> **PROBLEM TO SOLVE**: Make an exact copy of all the entries, but do not reproduce the pictures.

> **LISTED RECORDS**:
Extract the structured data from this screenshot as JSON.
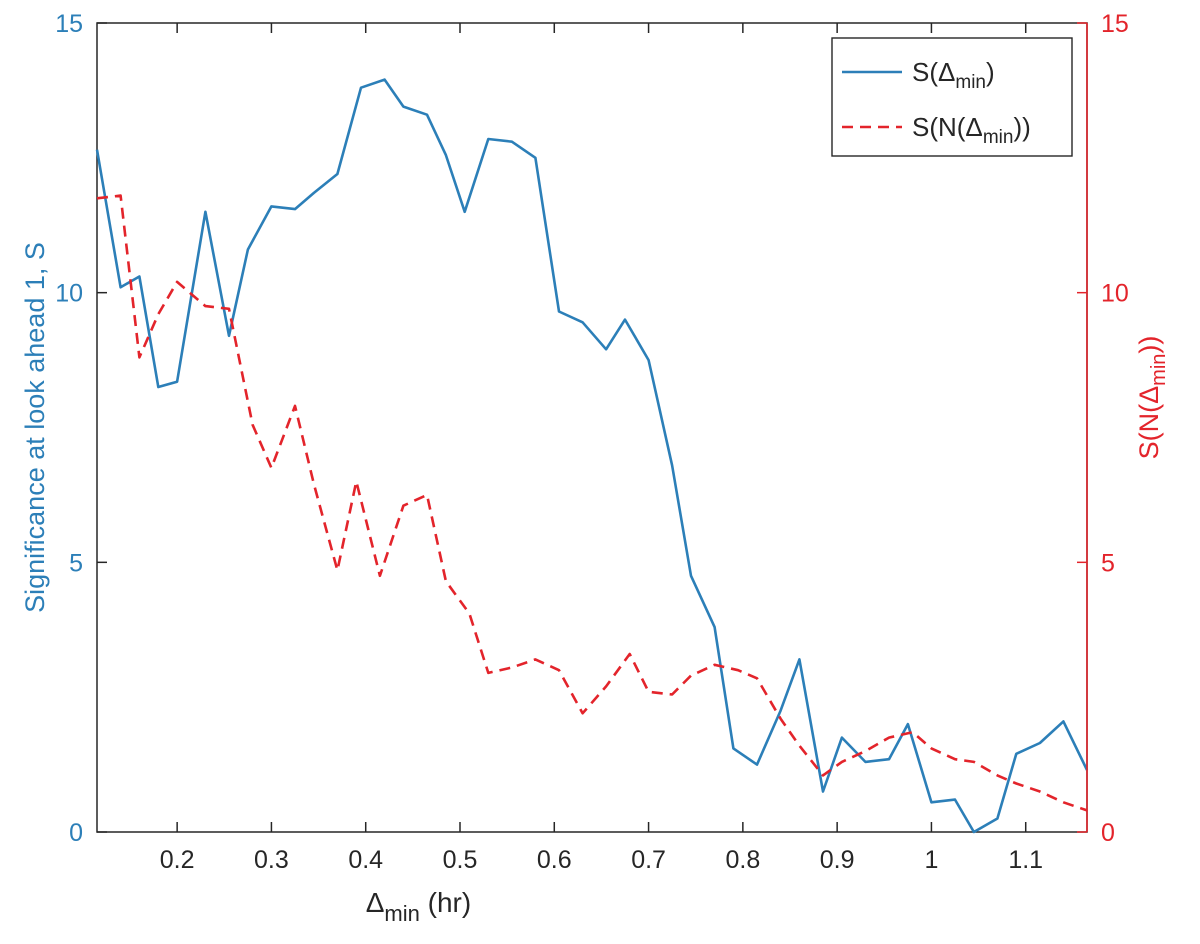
{
  "chart_data": {
    "type": "line",
    "xlabel": {
      "main": "Δ",
      "sub": "min",
      "rest": " (hr)"
    },
    "ylabel_left": "Significance at look ahead 1, S",
    "ylabel_right": {
      "pre": "S(N(Δ",
      "sub": "min",
      "post": "))"
    },
    "xlim": [
      0.115,
      1.165
    ],
    "ylim_left": [
      0,
      15
    ],
    "ylim_right": [
      0,
      15
    ],
    "x_ticks": [
      {
        "value": 0.2,
        "label": "0.2"
      },
      {
        "value": 0.3,
        "label": "0.3"
      },
      {
        "value": 0.4,
        "label": "0.4"
      },
      {
        "value": 0.5,
        "label": "0.5"
      },
      {
        "value": 0.6,
        "label": "0.6"
      },
      {
        "value": 0.7,
        "label": "0.7"
      },
      {
        "value": 0.8,
        "label": "0.8"
      },
      {
        "value": 0.9,
        "label": "0.9"
      },
      {
        "value": 1.0,
        "label": "1"
      },
      {
        "value": 1.1,
        "label": "1.1"
      }
    ],
    "y_ticks_left": [
      {
        "value": 0,
        "label": "0"
      },
      {
        "value": 5,
        "label": "5"
      },
      {
        "value": 10,
        "label": "10"
      },
      {
        "value": 15,
        "label": "15"
      }
    ],
    "y_ticks_right": [
      {
        "value": 0,
        "label": "0"
      },
      {
        "value": 5,
        "label": "5"
      },
      {
        "value": 10,
        "label": "10"
      },
      {
        "value": 15,
        "label": "15"
      }
    ],
    "grid": false,
    "legend_position": "top-right",
    "series": [
      {
        "legend": {
          "pre": "S(Δ",
          "sub": "min",
          "post": ")"
        },
        "axis": "left",
        "style": "solid",
        "color": "#2c7fb8",
        "x": [
          0.115,
          0.14,
          0.16,
          0.18,
          0.2,
          0.23,
          0.255,
          0.275,
          0.3,
          0.325,
          0.345,
          0.37,
          0.395,
          0.42,
          0.44,
          0.465,
          0.485,
          0.505,
          0.53,
          0.555,
          0.58,
          0.605,
          0.63,
          0.655,
          0.675,
          0.7,
          0.725,
          0.745,
          0.77,
          0.79,
          0.815,
          0.84,
          0.86,
          0.885,
          0.905,
          0.93,
          0.955,
          0.975,
          1.0,
          1.025,
          1.045,
          1.07,
          1.09,
          1.115,
          1.14,
          1.165
        ],
        "y": [
          12.65,
          10.1,
          10.3,
          8.25,
          8.35,
          11.5,
          9.2,
          10.8,
          11.6,
          11.55,
          11.85,
          12.2,
          13.8,
          13.95,
          13.45,
          13.3,
          12.55,
          11.5,
          12.85,
          12.8,
          12.5,
          9.65,
          9.45,
          8.95,
          9.5,
          8.75,
          6.8,
          4.75,
          3.8,
          1.55,
          1.25,
          2.25,
          3.2,
          0.75,
          1.75,
          1.3,
          1.35,
          2.0,
          0.55,
          0.6,
          0.0,
          0.25,
          1.45,
          1.65,
          2.05,
          1.15
        ]
      },
      {
        "legend": {
          "pre": "S(N(Δ",
          "sub": "min",
          "post": "))"
        },
        "axis": "right",
        "style": "dashed",
        "color": "#e3242b",
        "x": [
          0.115,
          0.14,
          0.16,
          0.18,
          0.2,
          0.23,
          0.255,
          0.28,
          0.3,
          0.325,
          0.345,
          0.37,
          0.39,
          0.415,
          0.44,
          0.465,
          0.485,
          0.51,
          0.53,
          0.555,
          0.58,
          0.605,
          0.63,
          0.655,
          0.68,
          0.7,
          0.725,
          0.745,
          0.77,
          0.795,
          0.815,
          0.84,
          0.86,
          0.885,
          0.905,
          0.93,
          0.955,
          0.98,
          1.0,
          1.025,
          1.045,
          1.07,
          1.09,
          1.115,
          1.14,
          1.165
        ],
        "y": [
          11.75,
          11.8,
          8.8,
          9.6,
          10.2,
          9.75,
          9.7,
          7.55,
          6.75,
          7.9,
          6.45,
          4.85,
          6.5,
          4.75,
          6.05,
          6.25,
          4.65,
          4.05,
          2.95,
          3.05,
          3.2,
          3.0,
          2.2,
          2.7,
          3.3,
          2.6,
          2.55,
          2.9,
          3.1,
          3.0,
          2.85,
          2.1,
          1.6,
          1.05,
          1.3,
          1.5,
          1.75,
          1.85,
          1.55,
          1.35,
          1.3,
          1.05,
          0.9,
          0.75,
          0.55,
          0.4
        ]
      }
    ]
  }
}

> **WRITTEN ANSWER**:
Extract the structured data from this screenshot as JSON.
{
  "chart_data": {
    "type": "line",
    "xlabel": {
      "main": "Δ",
      "sub": "min",
      "rest": " (hr)"
    },
    "ylabel_left": "Significance at look ahead 1, S",
    "ylabel_right": {
      "pre": "S(N(Δ",
      "sub": "min",
      "post": "))"
    },
    "xlim": [
      0.115,
      1.165
    ],
    "ylim_left": [
      0,
      15
    ],
    "ylim_right": [
      0,
      15
    ],
    "x_ticks": [
      {
        "value": 0.2,
        "label": "0.2"
      },
      {
        "value": 0.3,
        "label": "0.3"
      },
      {
        "value": 0.4,
        "label": "0.4"
      },
      {
        "value": 0.5,
        "label": "0.5"
      },
      {
        "value": 0.6,
        "label": "0.6"
      },
      {
        "value": 0.7,
        "label": "0.7"
      },
      {
        "value": 0.8,
        "label": "0.8"
      },
      {
        "value": 0.9,
        "label": "0.9"
      },
      {
        "value": 1.0,
        "label": "1"
      },
      {
        "value": 1.1,
        "label": "1.1"
      }
    ],
    "y_ticks_left": [
      {
        "value": 0,
        "label": "0"
      },
      {
        "value": 5,
        "label": "5"
      },
      {
        "value": 10,
        "label": "10"
      },
      {
        "value": 15,
        "label": "15"
      }
    ],
    "y_ticks_right": [
      {
        "value": 0,
        "label": "0"
      },
      {
        "value": 5,
        "label": "5"
      },
      {
        "value": 10,
        "label": "10"
      },
      {
        "value": 15,
        "label": "15"
      }
    ],
    "grid": false,
    "legend_position": "top-right",
    "series": [
      {
        "legend": {
          "pre": "S(Δ",
          "sub": "min",
          "post": ")"
        },
        "axis": "left",
        "style": "solid",
        "color": "#2c7fb8",
        "x": [
          0.115,
          0.14,
          0.16,
          0.18,
          0.2,
          0.23,
          0.255,
          0.275,
          0.3,
          0.325,
          0.345,
          0.37,
          0.395,
          0.42,
          0.44,
          0.465,
          0.485,
          0.505,
          0.53,
          0.555,
          0.58,
          0.605,
          0.63,
          0.655,
          0.675,
          0.7,
          0.725,
          0.745,
          0.77,
          0.79,
          0.815,
          0.84,
          0.86,
          0.885,
          0.905,
          0.93,
          0.955,
          0.975,
          1.0,
          1.025,
          1.045,
          1.07,
          1.09,
          1.115,
          1.14,
          1.165
        ],
        "y": [
          12.65,
          10.1,
          10.3,
          8.25,
          8.35,
          11.5,
          9.2,
          10.8,
          11.6,
          11.55,
          11.85,
          12.2,
          13.8,
          13.95,
          13.45,
          13.3,
          12.55,
          11.5,
          12.85,
          12.8,
          12.5,
          9.65,
          9.45,
          8.95,
          9.5,
          8.75,
          6.8,
          4.75,
          3.8,
          1.55,
          1.25,
          2.25,
          3.2,
          0.75,
          1.75,
          1.3,
          1.35,
          2.0,
          0.55,
          0.6,
          0.0,
          0.25,
          1.45,
          1.65,
          2.05,
          1.15
        ]
      },
      {
        "legend": {
          "pre": "S(N(Δ",
          "sub": "min",
          "post": "))"
        },
        "axis": "right",
        "style": "dashed",
        "color": "#e3242b",
        "x": [
          0.115,
          0.14,
          0.16,
          0.18,
          0.2,
          0.23,
          0.255,
          0.28,
          0.3,
          0.325,
          0.345,
          0.37,
          0.39,
          0.415,
          0.44,
          0.465,
          0.485,
          0.51,
          0.53,
          0.555,
          0.58,
          0.605,
          0.63,
          0.655,
          0.68,
          0.7,
          0.725,
          0.745,
          0.77,
          0.795,
          0.815,
          0.84,
          0.86,
          0.885,
          0.905,
          0.93,
          0.955,
          0.98,
          1.0,
          1.025,
          1.045,
          1.07,
          1.09,
          1.115,
          1.14,
          1.165
        ],
        "y": [
          11.75,
          11.8,
          8.8,
          9.6,
          10.2,
          9.75,
          9.7,
          7.55,
          6.75,
          7.9,
          6.45,
          4.85,
          6.5,
          4.75,
          6.05,
          6.25,
          4.65,
          4.05,
          2.95,
          3.05,
          3.2,
          3.0,
          2.2,
          2.7,
          3.3,
          2.6,
          2.55,
          2.9,
          3.1,
          3.0,
          2.85,
          2.1,
          1.6,
          1.05,
          1.3,
          1.5,
          1.75,
          1.85,
          1.55,
          1.35,
          1.3,
          1.05,
          0.9,
          0.75,
          0.55,
          0.4
        ]
      }
    ]
  }
}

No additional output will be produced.